Page excerpt:
···

Maybe you stopped saying offensive things, so they stopped censoring you?
It was about two years ago, I believe.
I stopped using some of the terms Prof. Volokh forbids me to use describe conservatives. His playground, his rules. But that is just continuing partisan, viewpoint-driven censorship. nothing to this blog's credit and nothing to support any point you are attempting to advance.
I sounds like the blog managers have stopped trying to "bail out the ocean with a teaspoon," and have decided to let you pour forth a flood of invective, while allowing other commenters to use the mute button on you, which I probably should but you are hard to look away from, like a car wreck.
If that is your take on the point that "c_p s_ccor" and "sl@ck-j@w" are censored by Prof. Volokh (at least, when used by liberals and libertarians to describe conservatives), while conservatives are welcomed to expressly call for liberals to be gassed, shots, exterminated, and placed in landfills, you are welcome to that level of insight.
Wild guess: You believe fairy tales are true, too!
As always, I am confident Prof. Volokh welcomes your sycophantic, slobbering, purely partisan support.
I am so tired of this perpetual dishonesty from university professors. University administrators, and a large number of the professors, support suppression of speech and punishment (not by social shunning, but by university discipline) of unpopular opinions. Then the professors hypocritically turn around and blame the students, piously professing their own commitment to free expression and bemoaning their supposed powerlessness. Who is so stupid as to believe them?
I don't know that she's specifically blaming the students. In the interview she goes on to at least imply that by the time they get to law school they've already been conditioned by environments fostered by the college administrations where they came from.

···

Supplied information:
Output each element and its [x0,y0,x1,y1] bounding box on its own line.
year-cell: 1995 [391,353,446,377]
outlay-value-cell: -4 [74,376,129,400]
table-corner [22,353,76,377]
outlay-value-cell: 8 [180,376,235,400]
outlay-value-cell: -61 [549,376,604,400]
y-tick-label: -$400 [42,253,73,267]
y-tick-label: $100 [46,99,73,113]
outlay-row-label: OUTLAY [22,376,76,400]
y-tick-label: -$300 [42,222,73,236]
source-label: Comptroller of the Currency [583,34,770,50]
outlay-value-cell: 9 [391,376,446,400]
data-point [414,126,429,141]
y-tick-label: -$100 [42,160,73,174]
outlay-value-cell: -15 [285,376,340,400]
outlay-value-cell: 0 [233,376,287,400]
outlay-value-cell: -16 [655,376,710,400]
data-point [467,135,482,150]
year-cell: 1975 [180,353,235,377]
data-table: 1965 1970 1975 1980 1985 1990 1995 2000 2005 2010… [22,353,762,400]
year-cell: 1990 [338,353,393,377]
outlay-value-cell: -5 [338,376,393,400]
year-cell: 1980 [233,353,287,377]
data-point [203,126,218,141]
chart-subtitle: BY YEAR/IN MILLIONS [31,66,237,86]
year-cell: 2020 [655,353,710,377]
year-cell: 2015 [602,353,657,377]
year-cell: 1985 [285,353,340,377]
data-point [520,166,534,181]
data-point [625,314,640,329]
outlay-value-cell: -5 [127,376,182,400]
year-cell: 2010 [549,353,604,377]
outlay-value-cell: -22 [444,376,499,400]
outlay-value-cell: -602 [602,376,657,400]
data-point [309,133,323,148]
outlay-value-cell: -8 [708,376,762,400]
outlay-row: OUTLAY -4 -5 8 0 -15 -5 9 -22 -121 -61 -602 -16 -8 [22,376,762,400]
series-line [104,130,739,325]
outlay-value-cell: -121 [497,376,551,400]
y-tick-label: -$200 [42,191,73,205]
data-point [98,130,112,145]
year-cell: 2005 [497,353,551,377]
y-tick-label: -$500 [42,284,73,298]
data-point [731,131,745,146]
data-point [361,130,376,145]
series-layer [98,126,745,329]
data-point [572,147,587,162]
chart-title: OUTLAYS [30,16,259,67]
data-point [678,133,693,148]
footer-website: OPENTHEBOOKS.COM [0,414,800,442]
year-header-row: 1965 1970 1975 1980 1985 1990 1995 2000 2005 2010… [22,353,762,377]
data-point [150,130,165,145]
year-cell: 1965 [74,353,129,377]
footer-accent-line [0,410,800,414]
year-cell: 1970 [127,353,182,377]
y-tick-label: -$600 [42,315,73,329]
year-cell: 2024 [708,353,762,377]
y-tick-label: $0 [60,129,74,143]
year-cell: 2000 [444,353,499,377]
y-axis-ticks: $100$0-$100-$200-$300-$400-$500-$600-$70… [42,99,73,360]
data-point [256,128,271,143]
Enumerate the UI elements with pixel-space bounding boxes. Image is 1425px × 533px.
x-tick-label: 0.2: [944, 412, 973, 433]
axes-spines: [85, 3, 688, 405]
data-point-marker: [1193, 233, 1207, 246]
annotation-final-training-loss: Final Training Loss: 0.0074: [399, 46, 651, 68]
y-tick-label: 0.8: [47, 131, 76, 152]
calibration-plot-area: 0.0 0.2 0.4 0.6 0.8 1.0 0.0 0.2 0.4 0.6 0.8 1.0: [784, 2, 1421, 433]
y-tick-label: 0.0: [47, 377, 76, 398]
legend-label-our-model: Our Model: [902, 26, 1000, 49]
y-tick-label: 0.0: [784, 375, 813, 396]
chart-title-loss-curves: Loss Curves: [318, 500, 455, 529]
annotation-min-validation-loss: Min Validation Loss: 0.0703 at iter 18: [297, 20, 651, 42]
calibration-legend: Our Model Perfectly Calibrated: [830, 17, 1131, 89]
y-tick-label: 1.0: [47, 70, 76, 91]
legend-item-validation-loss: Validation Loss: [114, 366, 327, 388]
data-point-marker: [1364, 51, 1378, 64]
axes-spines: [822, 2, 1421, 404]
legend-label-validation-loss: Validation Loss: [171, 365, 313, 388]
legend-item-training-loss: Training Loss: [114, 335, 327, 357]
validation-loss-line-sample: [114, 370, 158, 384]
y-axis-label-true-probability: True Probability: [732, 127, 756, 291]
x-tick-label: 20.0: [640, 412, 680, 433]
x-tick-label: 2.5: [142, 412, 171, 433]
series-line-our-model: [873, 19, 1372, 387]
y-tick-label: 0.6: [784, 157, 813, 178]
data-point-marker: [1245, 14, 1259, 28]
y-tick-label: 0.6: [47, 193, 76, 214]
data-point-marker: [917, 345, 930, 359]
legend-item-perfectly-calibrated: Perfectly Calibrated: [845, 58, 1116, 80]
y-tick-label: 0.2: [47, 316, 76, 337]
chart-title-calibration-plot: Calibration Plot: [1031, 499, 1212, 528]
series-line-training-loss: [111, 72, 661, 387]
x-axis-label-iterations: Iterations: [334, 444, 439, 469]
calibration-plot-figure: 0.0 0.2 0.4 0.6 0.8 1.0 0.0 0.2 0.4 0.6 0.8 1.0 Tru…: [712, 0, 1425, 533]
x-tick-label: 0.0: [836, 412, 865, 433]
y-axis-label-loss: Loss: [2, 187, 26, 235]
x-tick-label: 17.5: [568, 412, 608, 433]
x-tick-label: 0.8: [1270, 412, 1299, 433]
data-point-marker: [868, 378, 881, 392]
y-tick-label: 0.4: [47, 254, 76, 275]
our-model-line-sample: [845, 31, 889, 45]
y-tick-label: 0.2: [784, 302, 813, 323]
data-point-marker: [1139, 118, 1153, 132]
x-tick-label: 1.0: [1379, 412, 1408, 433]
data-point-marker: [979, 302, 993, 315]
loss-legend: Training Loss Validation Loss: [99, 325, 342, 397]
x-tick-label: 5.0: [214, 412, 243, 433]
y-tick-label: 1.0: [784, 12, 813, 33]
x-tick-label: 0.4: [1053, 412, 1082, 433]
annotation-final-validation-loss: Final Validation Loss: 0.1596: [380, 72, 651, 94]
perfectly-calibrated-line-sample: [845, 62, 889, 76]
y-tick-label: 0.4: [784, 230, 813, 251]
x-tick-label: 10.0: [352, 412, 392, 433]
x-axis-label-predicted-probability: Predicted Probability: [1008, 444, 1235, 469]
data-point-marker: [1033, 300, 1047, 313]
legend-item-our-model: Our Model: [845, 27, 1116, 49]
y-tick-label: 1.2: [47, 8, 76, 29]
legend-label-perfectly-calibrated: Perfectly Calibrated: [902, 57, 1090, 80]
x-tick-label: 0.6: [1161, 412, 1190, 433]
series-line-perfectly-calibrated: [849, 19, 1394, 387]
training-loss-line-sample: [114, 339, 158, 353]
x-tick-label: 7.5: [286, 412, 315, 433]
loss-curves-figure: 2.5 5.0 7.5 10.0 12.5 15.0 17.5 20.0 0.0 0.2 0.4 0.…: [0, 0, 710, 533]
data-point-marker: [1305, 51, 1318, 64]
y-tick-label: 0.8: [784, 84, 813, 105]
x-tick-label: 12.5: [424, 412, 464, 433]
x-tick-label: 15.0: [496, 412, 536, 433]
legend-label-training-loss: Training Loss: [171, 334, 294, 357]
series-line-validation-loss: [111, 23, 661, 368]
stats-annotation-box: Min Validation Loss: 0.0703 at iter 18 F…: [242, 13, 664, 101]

···

What to do: Please set down the comment thread above again in full, word for word.

Expected answer:
Maybe you stopped saying offensive things, so they stopped censoring you?
It was about two years ago, I believe.
I stopped using some of the terms Prof. Volokh forbids me to use describe conservatives. His playground, his rules. But that is just continuing partisan, viewpoint-driven censorship. nothing to this blog's credit and nothing to support any point you are attempting to advance.
I sounds like the blog managers have stopped trying to "bail out the ocean with a teaspoon," and have decided to let you pour forth a flood of invective, while allowing other commenters to use the mute button on you, which I probably should but you are hard to look away from, like a car wreck.
If that is your take on the point that "c_p s_ccor" and "sl@ck-j@w" are censored by Prof. Volokh (at least, when used by liberals and libertarians to describe conservatives), while conservatives are welcomed to expressly call for liberals to be gassed, shots, exterminated, and placed in landfills, you are welcome to that level of insight.
Wild guess: You believe fairy tales are true, too!
As always, I am confident Prof. Volokh welcomes your sycophantic, slobbering, purely partisan support.
I am so tired of this perpetual dishonesty from university professors. University administrators, and a large number of the professors, support suppression of speech and punishment (not by social shunning, but by university discipline) of unpopular opinions. Then the professors hypocritically turn around and blame the students, piously professing their own commitment to free expression and bemoaning their supposed powerlessness. Who is so stupid as to believe them?
I don't know that she's specifically blaming the students. In the interview she goes on to at least imply that by the time they get to law school they've already been conditioned by environments fostered by the college administrations where they came from.